#### Job
Please print all of the material below, word for word.

#### Available data
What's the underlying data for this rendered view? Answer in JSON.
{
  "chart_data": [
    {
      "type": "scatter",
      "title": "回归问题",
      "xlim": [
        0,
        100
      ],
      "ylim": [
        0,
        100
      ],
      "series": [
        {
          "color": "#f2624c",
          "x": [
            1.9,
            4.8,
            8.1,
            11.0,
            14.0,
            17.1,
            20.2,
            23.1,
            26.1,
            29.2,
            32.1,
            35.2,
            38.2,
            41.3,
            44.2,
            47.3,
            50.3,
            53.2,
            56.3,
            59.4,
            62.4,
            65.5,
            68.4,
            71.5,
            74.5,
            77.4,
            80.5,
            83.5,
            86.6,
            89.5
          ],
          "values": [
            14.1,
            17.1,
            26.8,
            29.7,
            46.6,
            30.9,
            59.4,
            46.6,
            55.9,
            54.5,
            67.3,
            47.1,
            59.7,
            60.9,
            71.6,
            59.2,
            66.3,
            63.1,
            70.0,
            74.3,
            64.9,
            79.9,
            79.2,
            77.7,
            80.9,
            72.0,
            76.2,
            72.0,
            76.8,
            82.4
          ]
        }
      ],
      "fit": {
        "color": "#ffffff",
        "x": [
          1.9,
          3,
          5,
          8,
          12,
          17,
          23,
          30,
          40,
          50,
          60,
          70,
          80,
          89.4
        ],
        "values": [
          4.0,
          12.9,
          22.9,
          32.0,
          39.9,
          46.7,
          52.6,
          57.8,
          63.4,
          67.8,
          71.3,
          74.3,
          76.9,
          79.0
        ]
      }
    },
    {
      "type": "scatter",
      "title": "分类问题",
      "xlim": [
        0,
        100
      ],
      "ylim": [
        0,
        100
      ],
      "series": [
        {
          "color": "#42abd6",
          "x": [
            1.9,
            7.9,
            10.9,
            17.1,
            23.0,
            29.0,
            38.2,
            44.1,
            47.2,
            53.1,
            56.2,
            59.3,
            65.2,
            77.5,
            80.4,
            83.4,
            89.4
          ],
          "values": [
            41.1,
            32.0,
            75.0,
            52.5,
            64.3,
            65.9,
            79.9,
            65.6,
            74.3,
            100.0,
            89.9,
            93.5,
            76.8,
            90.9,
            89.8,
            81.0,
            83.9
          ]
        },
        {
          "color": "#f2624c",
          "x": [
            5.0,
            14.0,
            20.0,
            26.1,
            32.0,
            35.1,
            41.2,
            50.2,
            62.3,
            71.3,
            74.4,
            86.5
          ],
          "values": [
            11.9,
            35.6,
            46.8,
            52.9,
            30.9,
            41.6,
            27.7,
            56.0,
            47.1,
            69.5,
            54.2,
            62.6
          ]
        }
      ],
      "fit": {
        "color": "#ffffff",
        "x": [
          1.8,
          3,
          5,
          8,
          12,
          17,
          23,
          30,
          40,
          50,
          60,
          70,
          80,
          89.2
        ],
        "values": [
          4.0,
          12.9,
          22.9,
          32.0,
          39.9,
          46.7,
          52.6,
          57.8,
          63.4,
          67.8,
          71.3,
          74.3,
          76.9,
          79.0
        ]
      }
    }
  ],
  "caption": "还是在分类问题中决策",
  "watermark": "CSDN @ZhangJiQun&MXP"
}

#### Answer to the exercise
What's the underlying data for this rendered view? Answer in JSON.
{
  "chart_data": [
    {
      "type": "scatter",
      "title": "回归问题",
      "xlim": [
        0,
        100
      ],
      "ylim": [
        0,
        100
      ],
      "series": [
        {
          "color": "#f2624c",
          "x": [
            1.9,
            4.8,
            8.1,
            11.0,
            14.0,
            17.1,
            20.2,
            23.1,
            26.1,
            29.2,
            32.1,
            35.2,
            38.2,
            41.3,
            44.2,
            47.3,
            50.3,
            53.2,
            56.3,
            59.4,
            62.4,
            65.5,
            68.4,
            71.5,
            74.5,
            77.4,
            80.5,
            83.5,
            86.6,
            89.5
          ],
          "values": [
            14.1,
            17.1,
            26.8,
            29.7,
            46.6,
            30.9,
            59.4,
            46.6,
            55.9,
            54.5,
            67.3,
            47.1,
            59.7,
            60.9,
            71.6,
            59.2,
            66.3,
            63.1,
            70.0,
            74.3,
            64.9,
            79.9,
            79.2,
            77.7,
            80.9,
            72.0,
            76.2,
            72.0,
            76.8,
            82.4
          ]
        }
      ],
      "fit": {
        "color": "#ffffff",
        "x": [
          1.9,
          3,
          5,
          8,
          12,
          17,
          23,
          30,
          40,
          50,
          60,
          70,
          80,
          89.4
        ],
        "values": [
          4.0,
          12.9,
          22.9,
          32.0,
          39.9,
          46.7,
          52.6,
          57.8,
          63.4,
          67.8,
          71.3,
          74.3,
          76.9,
          79.0
        ]
      }
    },
    {
      "type": "scatter",
      "title": "分类问题",
      "xlim": [
        0,
        100
      ],
      "ylim": [
        0,
        100
      ],
      "series": [
        {
          "color": "#42abd6",
          "x": [
            1.9,
            7.9,
            10.9,
            17.1,
            23.0,
            29.0,
            38.2,
            44.1,
            47.2,
            53.1,
            56.2,
            59.3,
            65.2,
            77.5,
            80.4,
            83.4,
            89.4
          ],
          "values": [
            41.1,
            32.0,
            75.0,
            52.5,
            64.3,
            65.9,
            79.9,
            65.6,
            74.3,
            100.0,
            89.9,
            93.5,
            76.8,
            90.9,
            89.8,
            81.0,
            83.9
          ]
        },
        {
          "color": "#f2624c",
          "x": [
            5.0,
            14.0,
            20.0,
            26.1,
            32.0,
            35.1,
            41.2,
            50.2,
            62.3,
            71.3,
            74.4,
            86.5
          ],
          "values": [
            11.9,
            35.6,
            46.8,
            52.9,
            30.9,
            41.6,
            27.7,
            56.0,
            47.1,
            69.5,
            54.2,
            62.6
          ]
        }
      ],
      "fit": {
        "color": "#ffffff",
        "x": [
          1.8,
          3,
          5,
          8,
          12,
          17,
          23,
          30,
          40,
          50,
          60,
          70,
          80,
          89.2
        ],
        "values": [
          4.0,
          12.9,
          22.9,
          32.0,
          39.9,
          46.7,
          52.6,
          57.8,
          63.4,
          67.8,
          71.3,
          74.3,
          76.9,
          79.0
        ]
      }
    }
  ],
  "caption": "还是在分类问题中决策",
  "watermark": "CSDN @ZhangJiQun&MXP"
}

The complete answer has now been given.